> Passage présenté:
******
Les réseaux sociaux du groupe Meta et X valent des fortunes, Trump veut acheter le Groenland : face à cette marchandisation des territoires, des corps et des interactions, il était d’autant plus à-propos de dépasser et de retourner ce système de valeurs. Pour mieux saisir les sens cachés des objets usuels, le recours au toucher semble inévitable : ici, tout est modulable, de la moquette en poils rose à ces étranges poèmes glissés dans de longs étuis transportables à l’entrée. À la fois surprenantes et évocatrices, les installations nous invitent à dérouler et à décrypter les récits de fêtes et de partages culinaires sous-jacents, assis sur des tissus (Graines de mains, Fabienne Guilbert Burgoa, 2025). Cette interaction est rendue possible par le lieu : une maison boisée de plain-pied à l’air étrangement familier, qui accueille autant d’expositions que d’événements locaux, à l’opposé du classique white cube.
******
[Entrées des zones étiquetées]
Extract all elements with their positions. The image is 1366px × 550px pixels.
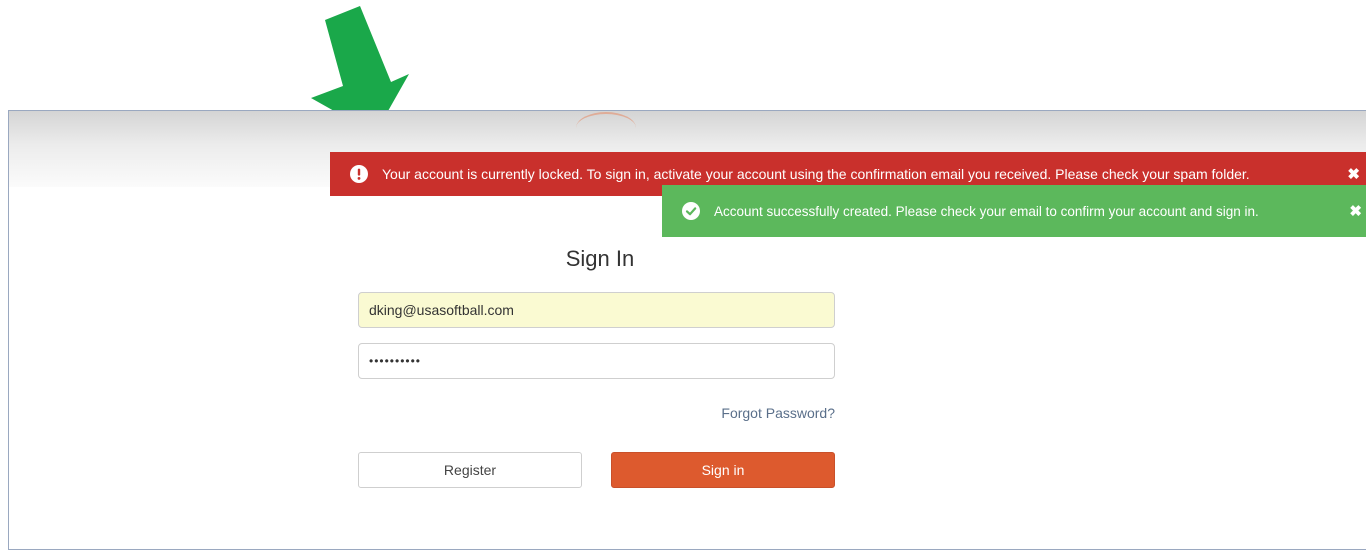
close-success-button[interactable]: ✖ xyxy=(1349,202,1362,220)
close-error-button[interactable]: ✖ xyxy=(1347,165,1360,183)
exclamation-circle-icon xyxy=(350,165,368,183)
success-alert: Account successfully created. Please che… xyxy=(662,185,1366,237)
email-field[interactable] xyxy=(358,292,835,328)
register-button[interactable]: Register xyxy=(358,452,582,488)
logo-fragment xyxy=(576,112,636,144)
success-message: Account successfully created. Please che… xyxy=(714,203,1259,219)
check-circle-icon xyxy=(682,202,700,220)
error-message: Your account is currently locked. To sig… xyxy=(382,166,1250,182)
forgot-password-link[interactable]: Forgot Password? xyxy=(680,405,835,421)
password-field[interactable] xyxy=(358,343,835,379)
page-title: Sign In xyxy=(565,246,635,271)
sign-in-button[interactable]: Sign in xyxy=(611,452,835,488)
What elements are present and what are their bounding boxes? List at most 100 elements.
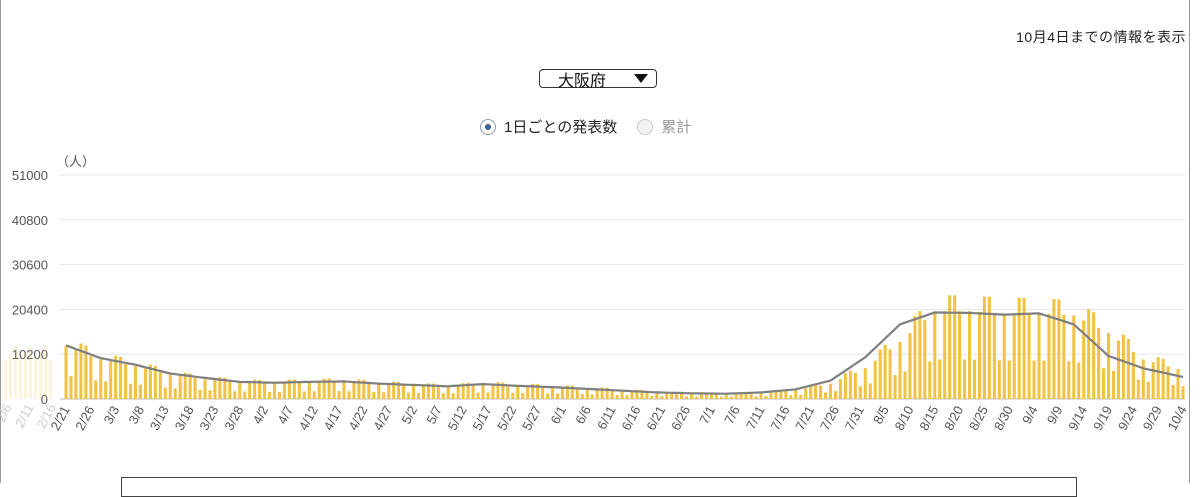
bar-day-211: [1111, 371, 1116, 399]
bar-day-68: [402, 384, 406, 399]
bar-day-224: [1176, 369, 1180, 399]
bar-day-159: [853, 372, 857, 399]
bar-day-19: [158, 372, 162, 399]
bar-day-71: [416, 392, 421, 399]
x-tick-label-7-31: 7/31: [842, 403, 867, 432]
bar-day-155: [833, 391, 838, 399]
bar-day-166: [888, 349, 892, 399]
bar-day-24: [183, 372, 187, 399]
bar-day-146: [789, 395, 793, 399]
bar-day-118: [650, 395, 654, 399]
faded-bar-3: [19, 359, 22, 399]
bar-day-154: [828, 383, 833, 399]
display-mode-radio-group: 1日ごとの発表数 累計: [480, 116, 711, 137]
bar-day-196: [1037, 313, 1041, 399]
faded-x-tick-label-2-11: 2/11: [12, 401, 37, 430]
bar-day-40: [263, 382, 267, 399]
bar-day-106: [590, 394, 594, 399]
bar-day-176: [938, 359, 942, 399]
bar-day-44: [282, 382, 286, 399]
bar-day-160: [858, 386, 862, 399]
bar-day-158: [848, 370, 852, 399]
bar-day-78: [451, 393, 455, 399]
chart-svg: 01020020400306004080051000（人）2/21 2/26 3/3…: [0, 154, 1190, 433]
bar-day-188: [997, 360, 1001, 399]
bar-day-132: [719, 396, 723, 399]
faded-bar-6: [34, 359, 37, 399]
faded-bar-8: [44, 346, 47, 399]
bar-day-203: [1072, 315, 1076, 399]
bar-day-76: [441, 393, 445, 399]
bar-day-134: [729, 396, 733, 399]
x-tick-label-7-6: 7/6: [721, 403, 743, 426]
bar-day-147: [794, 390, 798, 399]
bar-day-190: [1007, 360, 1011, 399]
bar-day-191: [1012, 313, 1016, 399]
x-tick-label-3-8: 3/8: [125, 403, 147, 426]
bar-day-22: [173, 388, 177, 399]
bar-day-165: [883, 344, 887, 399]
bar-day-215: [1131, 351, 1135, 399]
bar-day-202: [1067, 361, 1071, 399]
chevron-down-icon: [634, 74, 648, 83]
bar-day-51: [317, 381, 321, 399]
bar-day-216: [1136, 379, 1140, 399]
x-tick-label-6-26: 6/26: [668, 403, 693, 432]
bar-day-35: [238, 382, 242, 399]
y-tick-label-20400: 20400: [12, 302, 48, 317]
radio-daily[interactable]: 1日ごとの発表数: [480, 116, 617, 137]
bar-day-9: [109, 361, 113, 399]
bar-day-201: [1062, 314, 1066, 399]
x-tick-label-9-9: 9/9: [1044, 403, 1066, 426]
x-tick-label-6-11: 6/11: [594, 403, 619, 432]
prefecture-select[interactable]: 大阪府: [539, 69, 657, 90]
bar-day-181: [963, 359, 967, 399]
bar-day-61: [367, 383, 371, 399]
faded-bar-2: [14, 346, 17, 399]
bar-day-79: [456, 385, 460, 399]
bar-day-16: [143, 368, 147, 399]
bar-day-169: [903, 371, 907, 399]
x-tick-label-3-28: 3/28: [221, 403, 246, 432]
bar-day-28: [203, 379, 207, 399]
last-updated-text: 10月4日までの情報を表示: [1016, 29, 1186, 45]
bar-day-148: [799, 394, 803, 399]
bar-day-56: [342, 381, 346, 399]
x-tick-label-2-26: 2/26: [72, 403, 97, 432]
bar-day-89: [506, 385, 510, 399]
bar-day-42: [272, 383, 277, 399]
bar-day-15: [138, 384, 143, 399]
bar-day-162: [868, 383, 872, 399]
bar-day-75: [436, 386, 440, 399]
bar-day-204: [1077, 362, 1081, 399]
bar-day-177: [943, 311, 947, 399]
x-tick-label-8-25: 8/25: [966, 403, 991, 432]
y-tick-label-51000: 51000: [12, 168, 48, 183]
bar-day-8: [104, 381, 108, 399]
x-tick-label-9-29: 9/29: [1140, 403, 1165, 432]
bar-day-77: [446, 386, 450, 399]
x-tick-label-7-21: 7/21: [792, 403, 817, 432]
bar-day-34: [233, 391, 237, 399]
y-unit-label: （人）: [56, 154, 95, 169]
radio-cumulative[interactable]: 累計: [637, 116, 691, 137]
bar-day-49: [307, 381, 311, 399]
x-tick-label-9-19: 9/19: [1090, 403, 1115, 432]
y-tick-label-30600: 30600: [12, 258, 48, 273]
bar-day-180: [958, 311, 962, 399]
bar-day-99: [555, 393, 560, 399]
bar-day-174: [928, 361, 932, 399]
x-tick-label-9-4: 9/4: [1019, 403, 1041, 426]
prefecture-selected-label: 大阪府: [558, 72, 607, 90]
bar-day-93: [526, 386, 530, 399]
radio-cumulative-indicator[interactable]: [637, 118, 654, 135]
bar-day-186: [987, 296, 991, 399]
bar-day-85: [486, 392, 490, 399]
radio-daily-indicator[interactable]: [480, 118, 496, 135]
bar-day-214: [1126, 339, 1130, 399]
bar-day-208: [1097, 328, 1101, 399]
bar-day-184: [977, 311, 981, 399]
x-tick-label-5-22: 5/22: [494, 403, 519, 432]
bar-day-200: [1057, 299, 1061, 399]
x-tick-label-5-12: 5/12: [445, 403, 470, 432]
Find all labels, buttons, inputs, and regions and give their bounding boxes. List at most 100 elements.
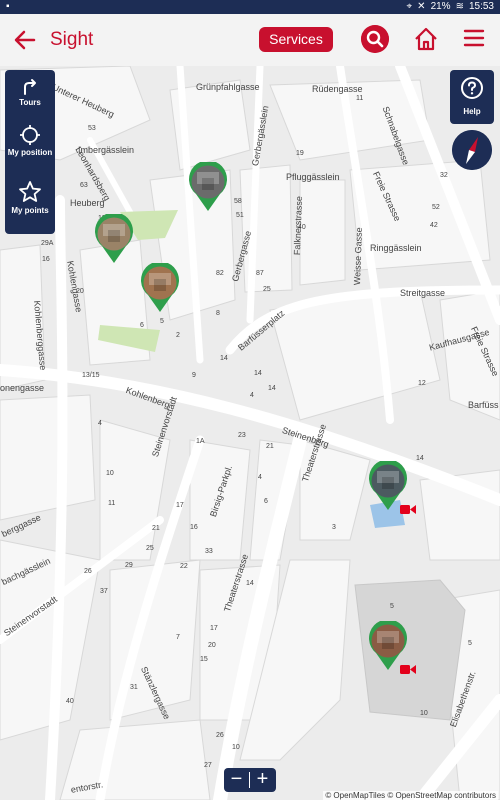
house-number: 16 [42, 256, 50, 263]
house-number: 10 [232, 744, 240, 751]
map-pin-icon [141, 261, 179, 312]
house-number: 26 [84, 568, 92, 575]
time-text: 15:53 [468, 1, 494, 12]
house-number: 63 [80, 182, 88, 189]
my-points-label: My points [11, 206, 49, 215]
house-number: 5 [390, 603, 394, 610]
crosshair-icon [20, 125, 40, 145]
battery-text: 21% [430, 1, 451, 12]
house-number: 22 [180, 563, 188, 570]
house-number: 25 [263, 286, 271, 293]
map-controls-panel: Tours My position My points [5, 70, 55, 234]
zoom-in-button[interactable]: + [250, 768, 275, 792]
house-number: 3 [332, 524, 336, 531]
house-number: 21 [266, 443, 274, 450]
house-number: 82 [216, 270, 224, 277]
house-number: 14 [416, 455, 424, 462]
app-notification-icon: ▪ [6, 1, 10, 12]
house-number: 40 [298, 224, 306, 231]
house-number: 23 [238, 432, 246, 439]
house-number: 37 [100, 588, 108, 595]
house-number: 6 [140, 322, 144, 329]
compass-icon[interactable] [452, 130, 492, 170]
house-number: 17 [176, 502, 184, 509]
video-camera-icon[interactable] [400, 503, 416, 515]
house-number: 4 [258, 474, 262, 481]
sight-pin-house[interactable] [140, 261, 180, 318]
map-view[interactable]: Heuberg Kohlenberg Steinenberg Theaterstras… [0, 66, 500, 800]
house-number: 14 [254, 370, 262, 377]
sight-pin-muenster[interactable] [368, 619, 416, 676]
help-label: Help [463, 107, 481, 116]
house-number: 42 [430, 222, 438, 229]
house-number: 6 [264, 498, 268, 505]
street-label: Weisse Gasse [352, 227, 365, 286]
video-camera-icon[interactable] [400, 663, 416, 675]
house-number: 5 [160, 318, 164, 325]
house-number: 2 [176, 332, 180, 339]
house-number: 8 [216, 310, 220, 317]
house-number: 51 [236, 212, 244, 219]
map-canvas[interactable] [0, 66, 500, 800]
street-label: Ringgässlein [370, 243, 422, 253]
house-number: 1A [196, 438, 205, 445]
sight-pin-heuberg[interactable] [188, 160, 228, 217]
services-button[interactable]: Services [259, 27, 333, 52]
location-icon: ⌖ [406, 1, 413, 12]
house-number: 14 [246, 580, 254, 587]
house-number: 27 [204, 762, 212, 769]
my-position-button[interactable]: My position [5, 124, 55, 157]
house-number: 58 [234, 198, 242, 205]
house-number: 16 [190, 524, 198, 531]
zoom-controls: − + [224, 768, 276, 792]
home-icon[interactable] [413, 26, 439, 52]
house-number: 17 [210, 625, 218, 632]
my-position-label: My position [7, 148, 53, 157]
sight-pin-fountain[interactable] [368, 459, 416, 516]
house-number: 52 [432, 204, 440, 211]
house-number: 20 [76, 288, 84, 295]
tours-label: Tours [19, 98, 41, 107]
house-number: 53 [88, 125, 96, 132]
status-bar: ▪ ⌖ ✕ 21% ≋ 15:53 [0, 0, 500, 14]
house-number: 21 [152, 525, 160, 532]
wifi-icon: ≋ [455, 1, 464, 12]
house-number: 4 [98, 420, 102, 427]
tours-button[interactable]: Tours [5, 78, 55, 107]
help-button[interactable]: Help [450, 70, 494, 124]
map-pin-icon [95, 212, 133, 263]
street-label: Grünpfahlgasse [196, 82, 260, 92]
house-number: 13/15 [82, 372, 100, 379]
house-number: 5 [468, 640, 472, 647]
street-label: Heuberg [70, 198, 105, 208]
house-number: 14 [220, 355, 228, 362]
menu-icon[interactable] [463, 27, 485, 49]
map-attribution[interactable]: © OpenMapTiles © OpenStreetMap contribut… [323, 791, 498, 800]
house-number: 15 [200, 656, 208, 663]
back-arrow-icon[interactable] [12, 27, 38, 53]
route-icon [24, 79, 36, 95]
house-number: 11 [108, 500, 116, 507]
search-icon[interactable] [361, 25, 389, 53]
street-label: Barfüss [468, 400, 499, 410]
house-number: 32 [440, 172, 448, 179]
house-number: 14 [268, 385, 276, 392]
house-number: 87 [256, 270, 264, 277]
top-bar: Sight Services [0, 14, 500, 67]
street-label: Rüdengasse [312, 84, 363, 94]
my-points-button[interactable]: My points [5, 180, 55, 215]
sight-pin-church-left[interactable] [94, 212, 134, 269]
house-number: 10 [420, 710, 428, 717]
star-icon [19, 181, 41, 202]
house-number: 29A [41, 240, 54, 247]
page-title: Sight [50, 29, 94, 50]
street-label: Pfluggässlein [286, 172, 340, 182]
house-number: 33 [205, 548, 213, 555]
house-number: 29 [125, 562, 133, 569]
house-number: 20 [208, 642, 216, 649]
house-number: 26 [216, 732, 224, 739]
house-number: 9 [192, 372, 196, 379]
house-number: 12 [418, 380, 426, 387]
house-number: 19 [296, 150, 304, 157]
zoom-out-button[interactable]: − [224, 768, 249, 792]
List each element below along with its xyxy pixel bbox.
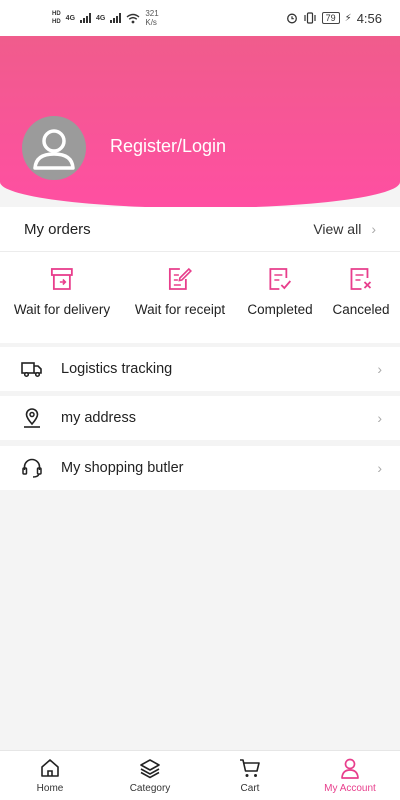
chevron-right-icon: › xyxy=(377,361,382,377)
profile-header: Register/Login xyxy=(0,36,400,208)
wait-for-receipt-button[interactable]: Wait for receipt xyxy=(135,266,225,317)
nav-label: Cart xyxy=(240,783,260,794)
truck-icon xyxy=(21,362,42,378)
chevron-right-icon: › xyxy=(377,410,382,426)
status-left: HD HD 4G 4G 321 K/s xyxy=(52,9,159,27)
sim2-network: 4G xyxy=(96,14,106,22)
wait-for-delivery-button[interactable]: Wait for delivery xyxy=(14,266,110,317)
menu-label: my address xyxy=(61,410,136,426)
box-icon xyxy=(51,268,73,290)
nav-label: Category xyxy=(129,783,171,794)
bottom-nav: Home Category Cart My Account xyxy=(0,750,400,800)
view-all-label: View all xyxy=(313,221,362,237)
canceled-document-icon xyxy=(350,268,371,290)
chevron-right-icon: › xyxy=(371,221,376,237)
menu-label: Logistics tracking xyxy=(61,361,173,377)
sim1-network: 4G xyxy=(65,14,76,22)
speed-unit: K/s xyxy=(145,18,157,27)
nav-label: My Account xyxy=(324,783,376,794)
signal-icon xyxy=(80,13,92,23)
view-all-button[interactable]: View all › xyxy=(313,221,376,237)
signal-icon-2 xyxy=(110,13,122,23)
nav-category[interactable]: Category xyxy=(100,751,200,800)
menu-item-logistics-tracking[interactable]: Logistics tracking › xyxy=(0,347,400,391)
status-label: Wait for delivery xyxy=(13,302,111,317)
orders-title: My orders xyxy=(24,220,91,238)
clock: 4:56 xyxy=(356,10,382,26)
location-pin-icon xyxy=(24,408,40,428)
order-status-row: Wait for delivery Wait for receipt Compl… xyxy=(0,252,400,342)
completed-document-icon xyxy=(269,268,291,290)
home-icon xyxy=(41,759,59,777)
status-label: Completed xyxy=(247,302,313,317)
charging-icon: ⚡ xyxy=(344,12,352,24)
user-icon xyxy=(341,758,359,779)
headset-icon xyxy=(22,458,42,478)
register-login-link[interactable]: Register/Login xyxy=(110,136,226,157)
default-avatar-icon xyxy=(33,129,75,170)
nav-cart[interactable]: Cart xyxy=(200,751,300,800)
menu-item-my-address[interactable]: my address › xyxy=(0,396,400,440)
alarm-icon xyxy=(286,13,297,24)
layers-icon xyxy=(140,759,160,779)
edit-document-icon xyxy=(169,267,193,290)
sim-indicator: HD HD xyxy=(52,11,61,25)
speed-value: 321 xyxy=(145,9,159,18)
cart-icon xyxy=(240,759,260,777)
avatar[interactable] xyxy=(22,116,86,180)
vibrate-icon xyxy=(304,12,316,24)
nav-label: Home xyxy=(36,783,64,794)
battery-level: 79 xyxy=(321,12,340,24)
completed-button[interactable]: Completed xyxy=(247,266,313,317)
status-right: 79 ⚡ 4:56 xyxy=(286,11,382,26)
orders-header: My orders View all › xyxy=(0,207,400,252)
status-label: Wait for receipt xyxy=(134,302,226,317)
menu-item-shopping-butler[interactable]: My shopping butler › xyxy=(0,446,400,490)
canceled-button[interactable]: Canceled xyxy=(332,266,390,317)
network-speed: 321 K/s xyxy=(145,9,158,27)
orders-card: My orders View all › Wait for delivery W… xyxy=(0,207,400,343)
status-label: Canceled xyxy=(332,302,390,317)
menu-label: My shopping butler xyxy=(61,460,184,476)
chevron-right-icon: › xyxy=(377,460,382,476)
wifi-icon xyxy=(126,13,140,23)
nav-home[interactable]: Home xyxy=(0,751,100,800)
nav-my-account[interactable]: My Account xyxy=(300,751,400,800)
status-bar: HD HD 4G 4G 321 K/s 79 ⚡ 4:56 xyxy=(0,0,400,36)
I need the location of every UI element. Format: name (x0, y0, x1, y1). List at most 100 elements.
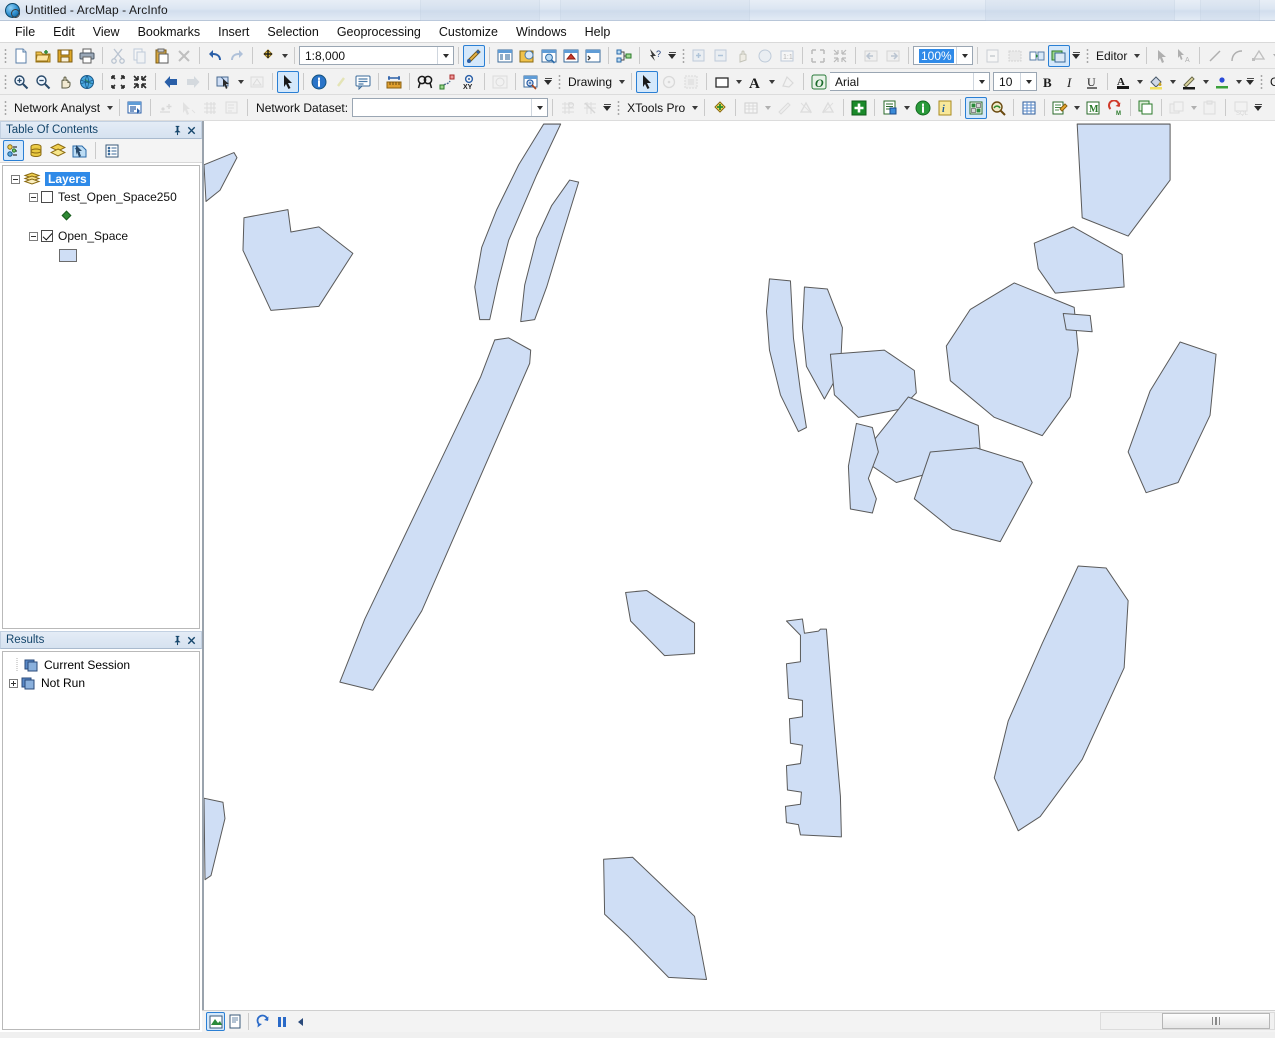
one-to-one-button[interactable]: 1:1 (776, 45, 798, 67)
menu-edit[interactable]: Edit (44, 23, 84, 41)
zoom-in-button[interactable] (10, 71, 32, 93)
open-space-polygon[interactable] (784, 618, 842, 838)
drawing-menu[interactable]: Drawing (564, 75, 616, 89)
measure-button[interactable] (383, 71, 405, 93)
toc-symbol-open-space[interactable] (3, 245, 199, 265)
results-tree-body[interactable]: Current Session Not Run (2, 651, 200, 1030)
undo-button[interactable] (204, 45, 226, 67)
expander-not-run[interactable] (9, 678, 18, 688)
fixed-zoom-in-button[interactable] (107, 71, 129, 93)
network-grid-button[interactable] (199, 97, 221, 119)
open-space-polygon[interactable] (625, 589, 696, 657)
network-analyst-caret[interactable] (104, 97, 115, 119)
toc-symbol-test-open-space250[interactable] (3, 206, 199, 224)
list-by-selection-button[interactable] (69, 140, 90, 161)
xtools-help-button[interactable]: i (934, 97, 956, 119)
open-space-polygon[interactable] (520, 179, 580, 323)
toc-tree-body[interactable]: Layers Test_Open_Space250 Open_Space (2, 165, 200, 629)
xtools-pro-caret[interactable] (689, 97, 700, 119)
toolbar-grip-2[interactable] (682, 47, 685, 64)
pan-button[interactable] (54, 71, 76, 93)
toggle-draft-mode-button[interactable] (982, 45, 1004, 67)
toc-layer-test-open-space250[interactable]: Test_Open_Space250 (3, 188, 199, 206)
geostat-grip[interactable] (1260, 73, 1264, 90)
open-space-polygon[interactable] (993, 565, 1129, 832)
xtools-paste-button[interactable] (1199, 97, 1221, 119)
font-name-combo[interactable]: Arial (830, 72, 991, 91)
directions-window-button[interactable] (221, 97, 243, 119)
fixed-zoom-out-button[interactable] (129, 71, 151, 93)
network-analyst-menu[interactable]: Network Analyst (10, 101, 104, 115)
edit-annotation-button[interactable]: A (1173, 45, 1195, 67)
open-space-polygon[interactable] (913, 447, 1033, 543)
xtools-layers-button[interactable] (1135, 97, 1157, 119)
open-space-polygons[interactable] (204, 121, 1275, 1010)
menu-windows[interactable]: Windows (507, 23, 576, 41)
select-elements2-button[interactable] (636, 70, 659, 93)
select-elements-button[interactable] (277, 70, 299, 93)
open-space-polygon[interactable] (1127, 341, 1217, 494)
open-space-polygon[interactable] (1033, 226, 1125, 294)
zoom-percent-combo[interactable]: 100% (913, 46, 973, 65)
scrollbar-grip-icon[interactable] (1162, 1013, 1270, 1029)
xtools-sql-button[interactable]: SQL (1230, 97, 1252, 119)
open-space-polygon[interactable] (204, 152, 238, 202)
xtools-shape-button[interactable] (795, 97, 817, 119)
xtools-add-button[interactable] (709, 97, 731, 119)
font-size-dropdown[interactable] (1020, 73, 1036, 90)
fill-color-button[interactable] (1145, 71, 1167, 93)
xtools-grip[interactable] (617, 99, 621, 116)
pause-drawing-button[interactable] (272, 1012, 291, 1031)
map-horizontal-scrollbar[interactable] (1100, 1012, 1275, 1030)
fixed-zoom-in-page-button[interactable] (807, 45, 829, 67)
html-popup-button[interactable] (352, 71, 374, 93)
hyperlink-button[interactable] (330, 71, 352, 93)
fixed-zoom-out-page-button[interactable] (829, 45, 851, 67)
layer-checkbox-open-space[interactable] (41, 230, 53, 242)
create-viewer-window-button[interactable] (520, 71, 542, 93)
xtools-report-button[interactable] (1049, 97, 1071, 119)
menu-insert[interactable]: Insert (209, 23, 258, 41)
******
> À faire:
[1] Disposez en tableau Markdown à deux colonnes, n° et Ligne, tout ce qui va dans les enregistrements de la ligne contenant « chevron-right-icon: › xyxy=(377,361,382,377) » jusqu'à celle contenant « status-left: HD HD », ces deux lignes comprises. Les lignes vides sont à omettre.
[2] Reprenez, s'il vous plaît, le passage sur l'exposition dans la maison boisée et poursuivez-le à partir de sa dernière phrase.

> Réponses:
[1]
| n° | Ligne |
|---|---|
| 1 | chevron-right-icon: › xyxy=(377,361,382,377) |
| 2 | profile-header: Register/Login xyxy=(0,36,400,208) |
| 3 | wait-for-receipt-button[interactable]: Wait for receipt xyxy=(135,266,225,317) |
| 4 | nav-label: Cart xyxy=(240,783,260,794) |
| 5 | truck-icon xyxy=(21,362,42,378) |
| 6 | chevron-right-icon: › xyxy=(377,410,382,426) |
| 7 | status-left: HD HD 4G 4G 321 K/s xyxy=(52,9,159,27) |

[2]
Plus loin, des courbes métalliques s’étalent de toute leur longueur en plein milieu de l’espace. Truffées de citrons, d’oranges et d’ustensiles aléatoires, ces petites choses sont à déplacer et les courbes à tordre. Même pourri, l’aliment perd-il toute sa valeur ? Ces produits font référence à des expressions populaires : on trouve autant de cacahuètes qui ne « valent rien », que des tulipes — ayant servi de bulle spéculative pendant le crash boursier au Pays-Bas au XVIIe siècle —, jusqu’au thé, utilisé comme monnaie d’échange en Chine, au Tibet et en Russie (La Bourse, Elise Courcol-Rozès, 2025). Si le titre de l’exposition nous joue un tour – on s’attend à un parc de machines à sous –, les deux plasticiennes créent une forme de casino, où déplacer et détourner les symboles fait partie du troc : un « échange informé » sur l’inconstance de la valeur.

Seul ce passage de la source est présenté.